> Problem statement:
Make an exact copy of the records, dropping all pictures.

> Extracted data:
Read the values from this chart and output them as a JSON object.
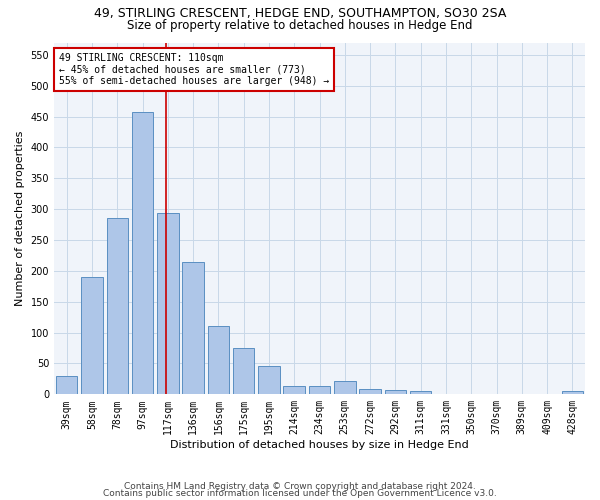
{
  "title1": "49, STIRLING CRESCENT, HEDGE END, SOUTHAMPTON, SO30 2SA",
  "title2": "Size of property relative to detached houses in Hedge End",
  "xlabel": "Distribution of detached houses by size in Hedge End",
  "ylabel": "Number of detached properties",
  "categories": [
    "39sqm",
    "58sqm",
    "78sqm",
    "97sqm",
    "117sqm",
    "136sqm",
    "156sqm",
    "175sqm",
    "195sqm",
    "214sqm",
    "234sqm",
    "253sqm",
    "272sqm",
    "292sqm",
    "311sqm",
    "331sqm",
    "350sqm",
    "370sqm",
    "389sqm",
    "409sqm",
    "428sqm"
  ],
  "values": [
    30,
    190,
    285,
    457,
    293,
    215,
    110,
    75,
    46,
    13,
    13,
    21,
    9,
    7,
    5,
    0,
    0,
    0,
    0,
    0,
    5
  ],
  "bar_color": "#aec6e8",
  "bar_edge_color": "#5a8fc2",
  "vline_x_index": 3.93,
  "marker_label_line1": "49 STIRLING CRESCENT: 110sqm",
  "marker_label_line2": "← 45% of detached houses are smaller (773)",
  "marker_label_line3": "55% of semi-detached houses are larger (948) →",
  "vline_color": "#cc0000",
  "annotation_box_color": "#cc0000",
  "grid_color": "#c8d8e8",
  "background_color": "#f0f4fa",
  "ylim": [
    0,
    570
  ],
  "yticks": [
    0,
    50,
    100,
    150,
    200,
    250,
    300,
    350,
    400,
    450,
    500,
    550
  ],
  "footer1": "Contains HM Land Registry data © Crown copyright and database right 2024.",
  "footer2": "Contains public sector information licensed under the Open Government Licence v3.0.",
  "title1_fontsize": 9,
  "title2_fontsize": 8.5,
  "xlabel_fontsize": 8,
  "ylabel_fontsize": 8,
  "tick_fontsize": 7,
  "annotation_fontsize": 7,
  "footer_fontsize": 6.5
}
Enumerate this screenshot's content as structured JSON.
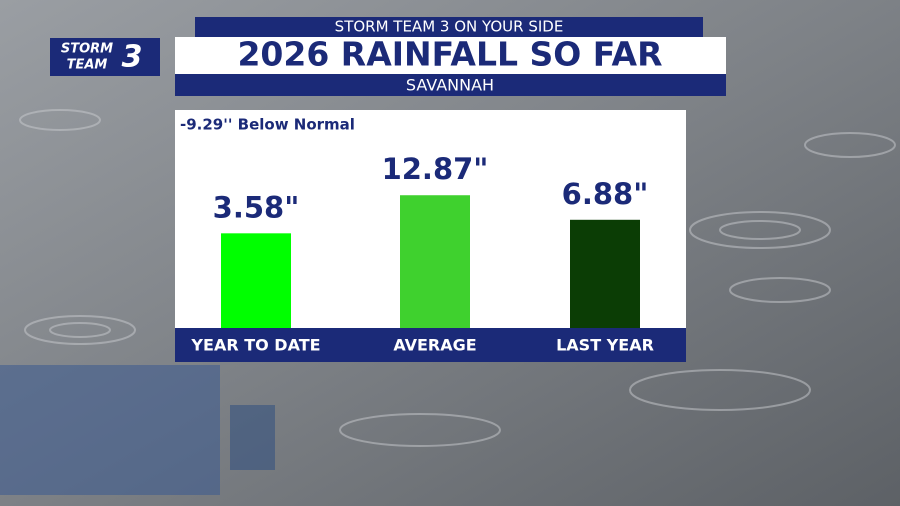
{
  "logo": {
    "line1": "STORM",
    "line2": "TEAM",
    "number": "3"
  },
  "header": "STORM TEAM 3 ON YOUR SIDE",
  "chart_data": {
    "type": "bar",
    "title": "2026 RAINFALL SO FAR",
    "subtitle": "SAVANNAH",
    "annotation": "-9.29'' Below Normal",
    "categories": [
      "YEAR TO DATE",
      "AVERAGE",
      "LAST YEAR"
    ],
    "values": [
      3.58,
      12.87,
      6.88
    ],
    "value_labels": [
      "3.58\"",
      "12.87\"",
      "6.88\""
    ],
    "colors": [
      "#00ff00",
      "#3fd12e",
      "#0b3d05"
    ]
  }
}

> Result for this exercise:
Read the values from this chart and output them as a JSON object.
{
  "title1": "49, STIRLING CRESCENT, HEDGE END, SOUTHAMPTON, SO30 2SA",
  "title2": "Size of property relative to detached houses in Hedge End",
  "xlabel": "Distribution of detached houses by size in Hedge End",
  "ylabel": "Number of detached properties",
  "categories": [
    "39sqm",
    "58sqm",
    "78sqm",
    "97sqm",
    "117sqm",
    "136sqm",
    "156sqm",
    "175sqm",
    "195sqm",
    "214sqm",
    "234sqm",
    "253sqm",
    "272sqm",
    "292sqm",
    "311sqm",
    "331sqm",
    "350sqm",
    "370sqm",
    "389sqm",
    "409sqm",
    "428sqm"
  ],
  "values": [
    30,
    190,
    285,
    457,
    293,
    215,
    110,
    75,
    46,
    13,
    13,
    21,
    9,
    7,
    5,
    0,
    0,
    0,
    0,
    0,
    5
  ],
  "bar_color": "#aec6e8",
  "bar_edge_color": "#5a8fc2",
  "vline_x_index": 3.93,
  "marker_label_line1": "49 STIRLING CRESCENT: 110sqm",
  "marker_label_line2": "← 45% of detached houses are smaller (773)",
  "marker_label_line3": "55% of semi-detached houses are larger (948) →",
  "vline_color": "#cc0000",
  "annotation_box_color": "#cc0000",
  "grid_color": "#c8d8e8",
  "background_color": "#f0f4fa",
  "ylim": [
    0,
    570
  ],
  "yticks": [
    0,
    50,
    100,
    150,
    200,
    250,
    300,
    350,
    400,
    450,
    500,
    550
  ],
  "footer1": "Contains HM Land Registry data © Crown copyright and database right 2024.",
  "footer2": "Contains public sector information licensed under the Open Government Licence v3.0.",
  "title1_fontsize": 9,
  "title2_fontsize": 8.5,
  "xlabel_fontsize": 8,
  "ylabel_fontsize": 8,
  "tick_fontsize": 7,
  "annotation_fontsize": 7,
  "footer_fontsize": 6.5
}
Enumerate this screenshot's content as structured JSON.
{
  "logo": {
    "line1": "STORM",
    "line2": "TEAM",
    "number": "3"
  },
  "header": "STORM TEAM 3 ON YOUR SIDE",
  "chart_data": {
    "type": "bar",
    "title": "2026 RAINFALL SO FAR",
    "subtitle": "SAVANNAH",
    "annotation": "-9.29'' Below Normal",
    "categories": [
      "YEAR TO DATE",
      "AVERAGE",
      "LAST YEAR"
    ],
    "values": [
      3.58,
      12.87,
      6.88
    ],
    "value_labels": [
      "3.58\"",
      "12.87\"",
      "6.88\""
    ],
    "colors": [
      "#00ff00",
      "#3fd12e",
      "#0b3d05"
    ]
  }
}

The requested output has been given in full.